What you have to do: Find all lines in the listing that include the word "October", then copy them.

Lines of data
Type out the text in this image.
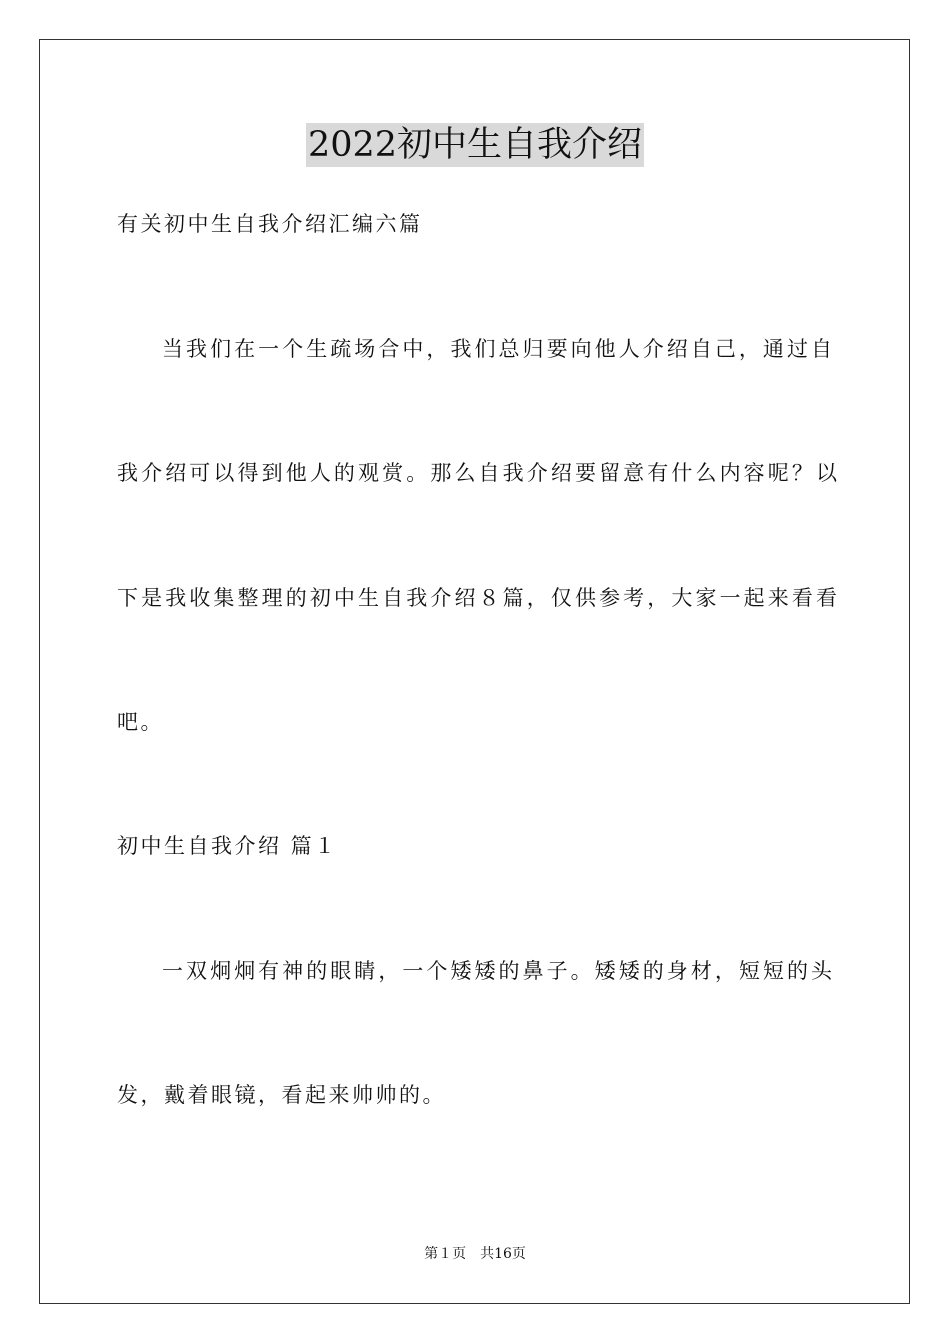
2022初中生自我介绍
有关初中生自我介绍汇编六篇
当我们在一个生疏场合中，我们总归要向他人介绍自己，通过自
我介绍可以得到他人的观赏。那么自我介绍要留意有什么内容呢？以
下是我收集整理的初中生自我介绍８篇，仅供参考，大家一起来看看
吧。
初中生自我介绍 篇１
一双炯炯有神的眼睛，一个矮矮的鼻子。矮矮的身材，短短的头
发，戴着眼镜，看起来帅帅的。
第１页 共16页
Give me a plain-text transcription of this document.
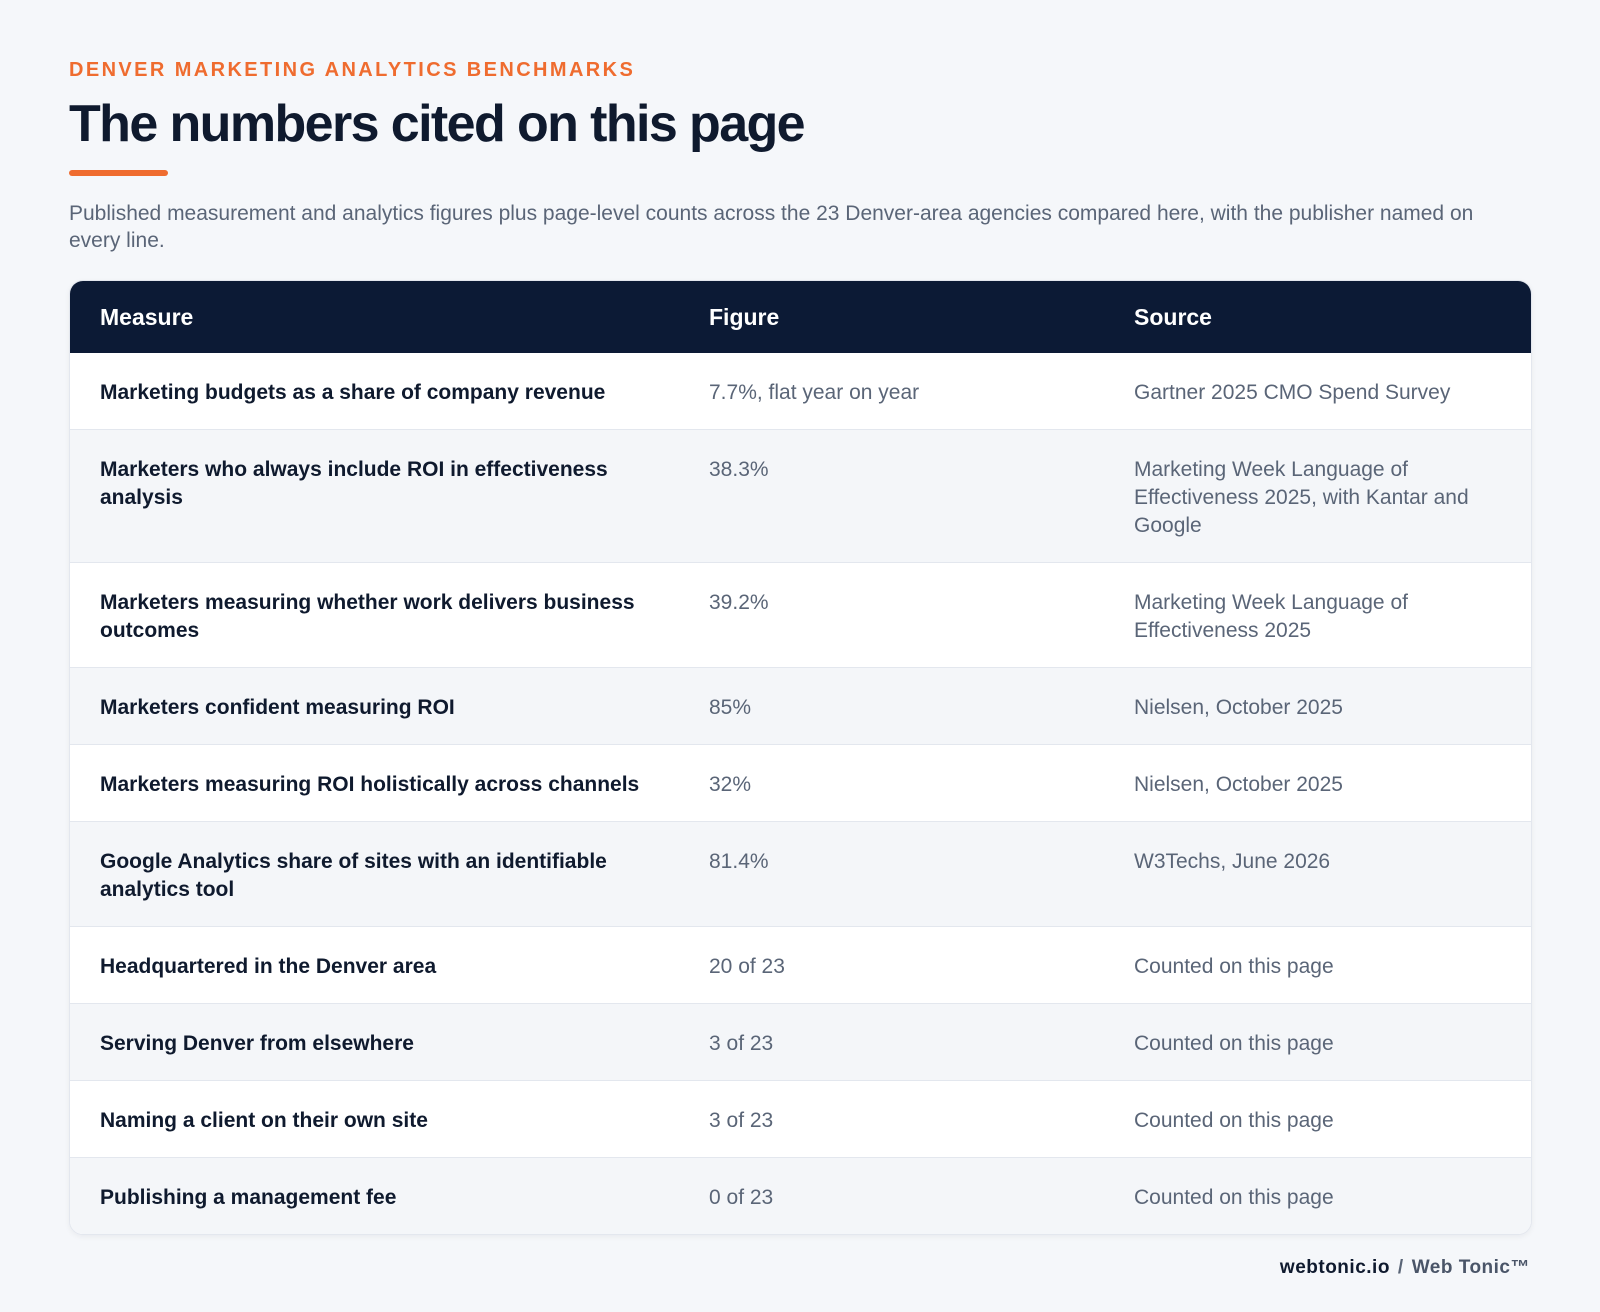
DENVER MARKETING ANALYTICS BENCHMARKS

The numbers cited on this page

Published measurement and analytics figures plus page-level counts across the 23 Denver-area agencies compared here, with the publisher named on every line.

Measure	Figure	Source
Marketing budgets as a share of company revenue	7.7%, flat year on year	Gartner 2025 CMO Spend Survey
Marketers who always include ROI in effectiveness analysis	38.3%	Marketing Week Language of Effectiveness 2025, with Kantar and Google
Marketers measuring whether work delivers business outcomes	39.2%	Marketing Week Language of Effectiveness 2025
Marketers confident measuring ROI	85%	Nielsen, October 2025
Marketers measuring ROI holistically across channels	32%	Nielsen, October 2025
Google Analytics share of sites with an identifiable analytics tool	81.4%	W3Techs, June 2026
Headquartered in the Denver area	20 of 23	Counted on this page
Serving Denver from elsewhere	3 of 23	Counted on this page
Naming a client on their own site	3 of 23	Counted on this page
Publishing a management fee	0 of 23	Counted on this page
webtonic.io / Web Tonic™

Output of the task:
Marketers confident measuring ROI	85%	Nielsen, October 2025
Marketers measuring ROI holistically across channels	32%	Nielsen, October 2025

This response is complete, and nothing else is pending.